EXERCISE GOAL ▸ Filter this material down to the lines that hold "Udiff", copying each one.

>> begin DATASET

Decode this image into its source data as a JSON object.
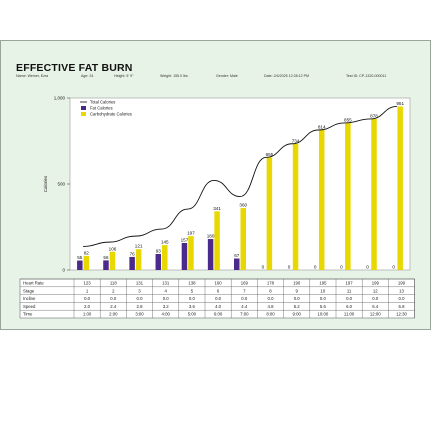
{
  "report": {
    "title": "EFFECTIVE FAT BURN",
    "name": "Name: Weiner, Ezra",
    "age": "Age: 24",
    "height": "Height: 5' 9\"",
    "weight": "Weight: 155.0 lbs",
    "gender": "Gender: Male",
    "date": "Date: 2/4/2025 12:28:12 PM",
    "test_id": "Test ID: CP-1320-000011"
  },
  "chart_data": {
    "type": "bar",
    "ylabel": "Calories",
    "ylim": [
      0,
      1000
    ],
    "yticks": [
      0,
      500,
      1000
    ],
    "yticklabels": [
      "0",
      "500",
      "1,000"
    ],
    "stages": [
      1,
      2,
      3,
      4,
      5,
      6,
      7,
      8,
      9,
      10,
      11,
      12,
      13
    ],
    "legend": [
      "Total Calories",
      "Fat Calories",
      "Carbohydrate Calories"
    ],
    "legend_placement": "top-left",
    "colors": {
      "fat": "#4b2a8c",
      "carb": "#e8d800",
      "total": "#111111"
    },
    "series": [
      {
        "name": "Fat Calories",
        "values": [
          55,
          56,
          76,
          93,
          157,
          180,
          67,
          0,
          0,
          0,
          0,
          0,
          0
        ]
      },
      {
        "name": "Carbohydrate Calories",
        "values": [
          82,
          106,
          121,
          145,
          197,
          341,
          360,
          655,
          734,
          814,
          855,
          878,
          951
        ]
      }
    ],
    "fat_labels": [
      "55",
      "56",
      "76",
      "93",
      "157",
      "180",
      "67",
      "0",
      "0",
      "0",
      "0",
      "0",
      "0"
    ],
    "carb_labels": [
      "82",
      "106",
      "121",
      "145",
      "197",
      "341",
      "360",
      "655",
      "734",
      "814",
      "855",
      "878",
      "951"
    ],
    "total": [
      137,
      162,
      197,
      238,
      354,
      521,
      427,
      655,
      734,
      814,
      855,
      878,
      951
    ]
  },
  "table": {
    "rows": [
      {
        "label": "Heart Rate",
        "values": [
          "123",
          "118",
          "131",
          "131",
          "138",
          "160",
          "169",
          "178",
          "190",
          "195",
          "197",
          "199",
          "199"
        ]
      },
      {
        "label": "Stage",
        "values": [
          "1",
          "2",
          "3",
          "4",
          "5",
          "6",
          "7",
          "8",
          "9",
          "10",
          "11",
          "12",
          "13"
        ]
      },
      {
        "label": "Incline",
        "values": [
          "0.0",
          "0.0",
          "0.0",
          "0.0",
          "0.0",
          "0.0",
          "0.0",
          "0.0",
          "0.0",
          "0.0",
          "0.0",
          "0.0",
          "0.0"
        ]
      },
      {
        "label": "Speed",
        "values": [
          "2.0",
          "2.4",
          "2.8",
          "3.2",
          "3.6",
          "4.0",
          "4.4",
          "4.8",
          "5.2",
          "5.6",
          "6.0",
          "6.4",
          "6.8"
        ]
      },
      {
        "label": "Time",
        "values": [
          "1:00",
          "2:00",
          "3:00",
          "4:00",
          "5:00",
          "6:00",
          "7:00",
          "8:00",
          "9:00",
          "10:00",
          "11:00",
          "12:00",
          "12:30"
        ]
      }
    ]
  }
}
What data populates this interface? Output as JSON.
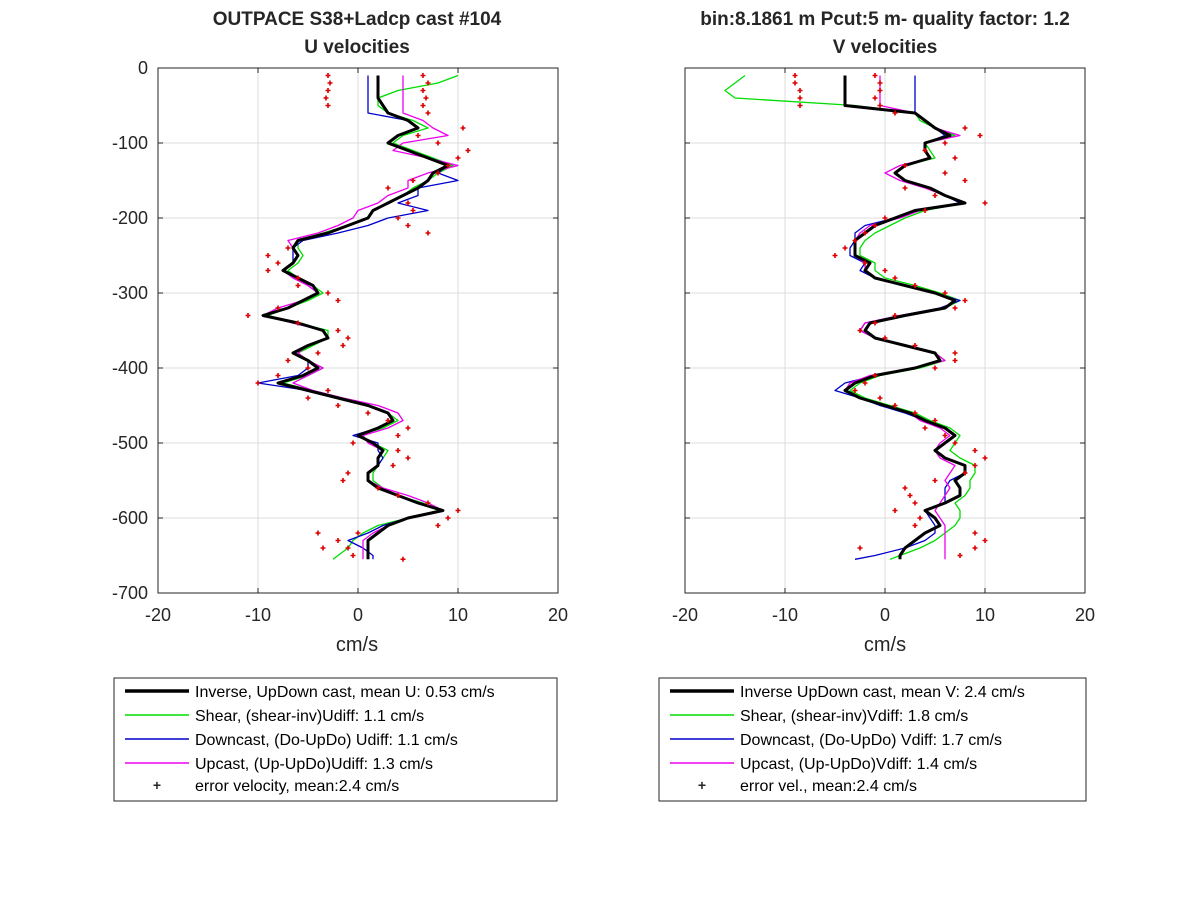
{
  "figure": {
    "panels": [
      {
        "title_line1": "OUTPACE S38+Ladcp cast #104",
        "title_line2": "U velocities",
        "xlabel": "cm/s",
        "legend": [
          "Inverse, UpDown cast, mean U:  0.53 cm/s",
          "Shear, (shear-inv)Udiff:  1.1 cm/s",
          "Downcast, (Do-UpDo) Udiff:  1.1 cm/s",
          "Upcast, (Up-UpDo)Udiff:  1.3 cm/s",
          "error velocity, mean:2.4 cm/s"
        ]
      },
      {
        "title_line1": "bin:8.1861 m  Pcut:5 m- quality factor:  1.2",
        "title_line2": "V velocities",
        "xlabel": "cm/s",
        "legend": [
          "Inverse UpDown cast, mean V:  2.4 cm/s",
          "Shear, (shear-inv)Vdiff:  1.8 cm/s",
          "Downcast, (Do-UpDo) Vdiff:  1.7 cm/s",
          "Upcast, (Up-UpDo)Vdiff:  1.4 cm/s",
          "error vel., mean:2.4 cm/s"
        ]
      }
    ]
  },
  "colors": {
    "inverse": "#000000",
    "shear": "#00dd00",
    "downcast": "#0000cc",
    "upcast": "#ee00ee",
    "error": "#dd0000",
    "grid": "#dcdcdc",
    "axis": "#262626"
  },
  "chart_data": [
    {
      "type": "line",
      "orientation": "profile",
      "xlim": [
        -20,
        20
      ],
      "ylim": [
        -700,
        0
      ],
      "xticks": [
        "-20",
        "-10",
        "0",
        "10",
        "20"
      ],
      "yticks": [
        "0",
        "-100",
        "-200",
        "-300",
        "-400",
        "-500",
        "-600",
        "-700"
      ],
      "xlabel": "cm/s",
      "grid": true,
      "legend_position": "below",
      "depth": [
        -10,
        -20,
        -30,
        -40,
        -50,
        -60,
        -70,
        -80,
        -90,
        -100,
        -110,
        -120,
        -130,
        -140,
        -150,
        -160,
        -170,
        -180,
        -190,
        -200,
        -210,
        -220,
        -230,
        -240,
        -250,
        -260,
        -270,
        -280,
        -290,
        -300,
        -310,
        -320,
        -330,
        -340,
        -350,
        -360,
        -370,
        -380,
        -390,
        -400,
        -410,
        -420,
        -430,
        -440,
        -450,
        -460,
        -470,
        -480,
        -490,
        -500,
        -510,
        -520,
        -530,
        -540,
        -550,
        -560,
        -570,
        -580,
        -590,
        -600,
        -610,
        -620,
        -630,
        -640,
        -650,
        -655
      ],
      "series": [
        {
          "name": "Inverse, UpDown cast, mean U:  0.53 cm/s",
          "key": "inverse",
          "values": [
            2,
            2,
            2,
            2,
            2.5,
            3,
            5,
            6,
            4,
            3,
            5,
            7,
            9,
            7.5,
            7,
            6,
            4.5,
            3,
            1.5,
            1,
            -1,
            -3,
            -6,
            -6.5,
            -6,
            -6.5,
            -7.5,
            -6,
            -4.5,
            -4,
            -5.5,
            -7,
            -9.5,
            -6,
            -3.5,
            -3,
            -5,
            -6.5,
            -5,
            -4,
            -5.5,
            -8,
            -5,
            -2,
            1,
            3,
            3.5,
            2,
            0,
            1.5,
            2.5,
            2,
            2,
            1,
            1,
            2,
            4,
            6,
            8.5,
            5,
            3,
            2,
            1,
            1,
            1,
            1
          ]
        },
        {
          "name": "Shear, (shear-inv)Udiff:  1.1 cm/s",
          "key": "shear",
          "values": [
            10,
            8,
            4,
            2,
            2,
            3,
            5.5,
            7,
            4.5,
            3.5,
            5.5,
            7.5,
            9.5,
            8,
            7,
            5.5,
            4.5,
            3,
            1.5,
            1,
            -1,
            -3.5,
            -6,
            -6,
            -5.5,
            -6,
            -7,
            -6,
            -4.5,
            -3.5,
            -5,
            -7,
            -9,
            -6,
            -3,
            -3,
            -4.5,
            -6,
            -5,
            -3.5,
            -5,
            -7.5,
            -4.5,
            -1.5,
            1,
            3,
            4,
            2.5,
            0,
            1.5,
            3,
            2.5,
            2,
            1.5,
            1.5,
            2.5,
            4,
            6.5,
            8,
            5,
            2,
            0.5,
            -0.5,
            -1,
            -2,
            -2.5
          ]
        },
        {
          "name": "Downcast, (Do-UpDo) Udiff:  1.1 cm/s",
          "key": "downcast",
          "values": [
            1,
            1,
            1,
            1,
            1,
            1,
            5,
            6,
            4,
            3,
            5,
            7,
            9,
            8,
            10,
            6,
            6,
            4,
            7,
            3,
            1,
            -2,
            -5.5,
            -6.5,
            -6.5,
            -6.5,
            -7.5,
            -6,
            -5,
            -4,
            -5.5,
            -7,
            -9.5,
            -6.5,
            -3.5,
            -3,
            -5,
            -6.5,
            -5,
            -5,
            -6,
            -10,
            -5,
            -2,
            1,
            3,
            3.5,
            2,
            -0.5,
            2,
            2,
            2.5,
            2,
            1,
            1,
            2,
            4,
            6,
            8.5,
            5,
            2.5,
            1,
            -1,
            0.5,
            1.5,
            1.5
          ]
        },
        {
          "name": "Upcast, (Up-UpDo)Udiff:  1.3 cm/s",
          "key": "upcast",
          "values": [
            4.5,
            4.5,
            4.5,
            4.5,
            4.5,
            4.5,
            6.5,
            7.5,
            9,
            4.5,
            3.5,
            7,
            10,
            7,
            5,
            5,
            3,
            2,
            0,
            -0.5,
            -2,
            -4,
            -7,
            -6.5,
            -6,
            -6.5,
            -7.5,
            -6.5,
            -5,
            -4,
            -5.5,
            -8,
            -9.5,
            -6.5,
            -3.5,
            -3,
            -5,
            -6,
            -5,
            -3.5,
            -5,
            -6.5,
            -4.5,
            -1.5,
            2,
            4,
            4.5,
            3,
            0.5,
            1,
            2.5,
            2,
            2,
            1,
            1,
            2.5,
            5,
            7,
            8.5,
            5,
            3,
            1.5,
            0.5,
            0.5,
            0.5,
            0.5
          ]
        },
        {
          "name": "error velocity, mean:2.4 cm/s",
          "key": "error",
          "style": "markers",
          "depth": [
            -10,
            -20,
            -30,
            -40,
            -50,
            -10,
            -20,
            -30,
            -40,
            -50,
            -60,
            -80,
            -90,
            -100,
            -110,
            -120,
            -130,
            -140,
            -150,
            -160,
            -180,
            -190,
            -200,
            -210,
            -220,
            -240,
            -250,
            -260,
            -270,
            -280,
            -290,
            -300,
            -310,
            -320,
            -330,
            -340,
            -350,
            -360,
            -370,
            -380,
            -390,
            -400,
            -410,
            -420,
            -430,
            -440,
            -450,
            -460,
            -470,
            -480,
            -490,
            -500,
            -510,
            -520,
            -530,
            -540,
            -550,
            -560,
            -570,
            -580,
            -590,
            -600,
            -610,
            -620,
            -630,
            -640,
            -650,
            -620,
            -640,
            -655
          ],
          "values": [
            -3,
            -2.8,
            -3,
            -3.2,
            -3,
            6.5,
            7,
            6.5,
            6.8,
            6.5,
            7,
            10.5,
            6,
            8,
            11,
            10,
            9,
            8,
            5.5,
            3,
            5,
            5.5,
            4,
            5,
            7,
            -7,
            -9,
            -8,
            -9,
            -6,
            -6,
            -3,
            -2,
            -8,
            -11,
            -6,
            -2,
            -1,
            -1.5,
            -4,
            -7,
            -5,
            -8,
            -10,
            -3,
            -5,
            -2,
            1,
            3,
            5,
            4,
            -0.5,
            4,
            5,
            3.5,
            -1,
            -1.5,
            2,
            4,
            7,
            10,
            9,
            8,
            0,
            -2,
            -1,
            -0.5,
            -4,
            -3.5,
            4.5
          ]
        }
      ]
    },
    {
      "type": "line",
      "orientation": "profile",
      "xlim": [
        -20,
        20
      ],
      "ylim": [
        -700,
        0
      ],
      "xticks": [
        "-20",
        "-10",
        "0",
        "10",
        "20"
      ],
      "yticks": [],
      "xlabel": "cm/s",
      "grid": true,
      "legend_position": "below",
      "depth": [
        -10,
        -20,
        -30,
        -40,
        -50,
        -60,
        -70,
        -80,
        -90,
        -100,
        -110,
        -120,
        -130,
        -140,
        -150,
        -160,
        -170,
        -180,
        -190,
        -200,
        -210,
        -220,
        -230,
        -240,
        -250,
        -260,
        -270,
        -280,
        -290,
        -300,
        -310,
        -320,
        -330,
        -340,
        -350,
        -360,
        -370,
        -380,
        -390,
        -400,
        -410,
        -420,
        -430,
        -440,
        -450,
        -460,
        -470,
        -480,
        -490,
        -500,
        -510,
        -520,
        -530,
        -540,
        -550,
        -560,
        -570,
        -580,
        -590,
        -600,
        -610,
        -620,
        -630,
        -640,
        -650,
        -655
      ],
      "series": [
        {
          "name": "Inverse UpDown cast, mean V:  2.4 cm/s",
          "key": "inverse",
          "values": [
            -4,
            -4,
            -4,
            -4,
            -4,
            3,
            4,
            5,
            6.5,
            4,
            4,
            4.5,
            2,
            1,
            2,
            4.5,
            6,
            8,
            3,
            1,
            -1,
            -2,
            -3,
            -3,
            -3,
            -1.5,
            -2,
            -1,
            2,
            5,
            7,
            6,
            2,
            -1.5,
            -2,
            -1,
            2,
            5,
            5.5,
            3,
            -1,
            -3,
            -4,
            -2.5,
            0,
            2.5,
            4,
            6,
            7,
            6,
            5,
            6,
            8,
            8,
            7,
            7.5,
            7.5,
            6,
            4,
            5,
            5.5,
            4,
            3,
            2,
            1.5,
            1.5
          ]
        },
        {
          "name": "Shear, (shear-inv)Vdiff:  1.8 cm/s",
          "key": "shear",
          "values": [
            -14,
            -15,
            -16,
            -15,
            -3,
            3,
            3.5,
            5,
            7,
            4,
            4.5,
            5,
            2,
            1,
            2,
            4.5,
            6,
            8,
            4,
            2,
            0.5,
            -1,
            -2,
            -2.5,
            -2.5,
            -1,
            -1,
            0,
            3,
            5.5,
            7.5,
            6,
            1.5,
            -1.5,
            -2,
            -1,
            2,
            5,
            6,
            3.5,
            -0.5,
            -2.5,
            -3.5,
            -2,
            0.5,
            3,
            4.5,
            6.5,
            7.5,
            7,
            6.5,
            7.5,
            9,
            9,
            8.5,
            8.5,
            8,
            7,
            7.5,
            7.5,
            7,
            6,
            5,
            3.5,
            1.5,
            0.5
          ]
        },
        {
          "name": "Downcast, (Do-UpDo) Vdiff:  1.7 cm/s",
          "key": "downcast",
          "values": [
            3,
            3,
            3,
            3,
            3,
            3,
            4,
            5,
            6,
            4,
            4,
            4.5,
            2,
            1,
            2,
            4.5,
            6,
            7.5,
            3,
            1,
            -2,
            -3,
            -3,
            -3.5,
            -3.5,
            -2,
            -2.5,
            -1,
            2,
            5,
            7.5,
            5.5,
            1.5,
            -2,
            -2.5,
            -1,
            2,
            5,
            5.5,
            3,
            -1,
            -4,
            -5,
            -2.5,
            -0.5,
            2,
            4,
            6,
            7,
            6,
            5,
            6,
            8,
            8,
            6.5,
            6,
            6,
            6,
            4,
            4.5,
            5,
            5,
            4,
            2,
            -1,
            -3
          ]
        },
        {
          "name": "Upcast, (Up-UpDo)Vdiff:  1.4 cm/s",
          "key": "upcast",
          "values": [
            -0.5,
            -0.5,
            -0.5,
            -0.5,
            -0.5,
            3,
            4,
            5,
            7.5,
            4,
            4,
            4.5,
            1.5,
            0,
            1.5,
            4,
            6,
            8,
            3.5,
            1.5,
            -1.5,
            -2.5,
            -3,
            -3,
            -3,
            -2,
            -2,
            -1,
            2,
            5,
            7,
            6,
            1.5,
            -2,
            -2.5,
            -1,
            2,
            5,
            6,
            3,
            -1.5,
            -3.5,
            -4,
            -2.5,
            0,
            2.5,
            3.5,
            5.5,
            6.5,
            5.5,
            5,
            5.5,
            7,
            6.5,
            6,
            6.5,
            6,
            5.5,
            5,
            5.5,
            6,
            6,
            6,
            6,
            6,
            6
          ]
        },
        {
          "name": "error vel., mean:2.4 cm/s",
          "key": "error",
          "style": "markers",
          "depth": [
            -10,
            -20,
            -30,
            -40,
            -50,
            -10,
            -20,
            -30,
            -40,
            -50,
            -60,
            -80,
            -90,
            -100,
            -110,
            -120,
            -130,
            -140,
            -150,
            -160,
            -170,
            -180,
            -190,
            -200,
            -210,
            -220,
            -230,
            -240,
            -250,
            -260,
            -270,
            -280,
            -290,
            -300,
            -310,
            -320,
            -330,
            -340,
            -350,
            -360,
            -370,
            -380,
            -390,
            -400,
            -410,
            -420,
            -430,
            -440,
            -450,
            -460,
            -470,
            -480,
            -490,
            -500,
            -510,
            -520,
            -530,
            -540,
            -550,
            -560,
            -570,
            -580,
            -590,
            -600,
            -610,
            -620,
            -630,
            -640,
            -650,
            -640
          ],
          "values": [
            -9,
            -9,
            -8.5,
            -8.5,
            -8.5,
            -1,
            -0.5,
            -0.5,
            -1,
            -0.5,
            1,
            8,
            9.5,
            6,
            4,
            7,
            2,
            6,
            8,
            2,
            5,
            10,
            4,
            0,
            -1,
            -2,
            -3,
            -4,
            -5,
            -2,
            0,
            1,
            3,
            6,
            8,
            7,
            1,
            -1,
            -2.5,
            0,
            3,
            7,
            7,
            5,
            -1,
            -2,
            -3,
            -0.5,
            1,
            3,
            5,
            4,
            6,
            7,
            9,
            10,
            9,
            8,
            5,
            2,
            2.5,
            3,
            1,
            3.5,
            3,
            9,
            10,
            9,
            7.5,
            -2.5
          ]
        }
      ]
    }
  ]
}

>> end DATASET

FINISHED TASK ▸
          "Shear, (shear-inv)Udiff:  1.1 cm/s",
          "Downcast, (Do-UpDo) Udiff:  1.1 cm/s",
          "Upcast, (Up-UpDo)Udiff:  1.3 cm/s",
          "name": "Shear, (shear-inv)Udiff:  1.1 cm/s",
          "name": "Downcast, (Do-UpDo) Udiff:  1.1 cm/s",
          "name": "Upcast, (Up-UpDo)Udiff:  1.3 cm/s",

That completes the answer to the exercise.